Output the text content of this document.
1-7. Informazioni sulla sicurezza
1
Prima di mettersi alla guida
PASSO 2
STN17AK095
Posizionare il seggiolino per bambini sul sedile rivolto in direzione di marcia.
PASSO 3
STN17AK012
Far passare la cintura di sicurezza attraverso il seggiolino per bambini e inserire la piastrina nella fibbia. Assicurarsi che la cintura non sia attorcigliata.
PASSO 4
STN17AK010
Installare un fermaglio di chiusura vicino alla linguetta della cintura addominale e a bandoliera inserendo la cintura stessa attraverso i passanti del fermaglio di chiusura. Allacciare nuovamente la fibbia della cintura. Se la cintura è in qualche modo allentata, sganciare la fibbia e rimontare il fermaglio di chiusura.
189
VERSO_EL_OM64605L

•••••

#### GOAL:
Repeat the entries shown above, every one, word for word.

#### ANSWER FOR THE TASK:
Output the text content of this document.
1-7. Informazioni sulla sicurezza
1
Prima di mettersi alla guida
PASSO 2
STN17AK095
Posizionare il seggiolino per bambini sul sedile rivolto in direzione di marcia.
PASSO 3
STN17AK012
Far passare la cintura di sicurezza attraverso il seggiolino per bambini e inserire la piastrina nella fibbia. Assicurarsi che la cintura non sia attorcigliata.
PASSO 4
STN17AK010
Installare un fermaglio di chiusura vicino alla linguetta della cintura addominale e a bandoliera inserendo la cintura stessa attraverso i passanti del fermaglio di chiusura. Allacciare nuovamente la fibbia della cintura. Se la cintura è in qualche modo allentata, sganciare la fibbia e rimontare il fermaglio di chiusura.
189
VERSO_EL_OM64605L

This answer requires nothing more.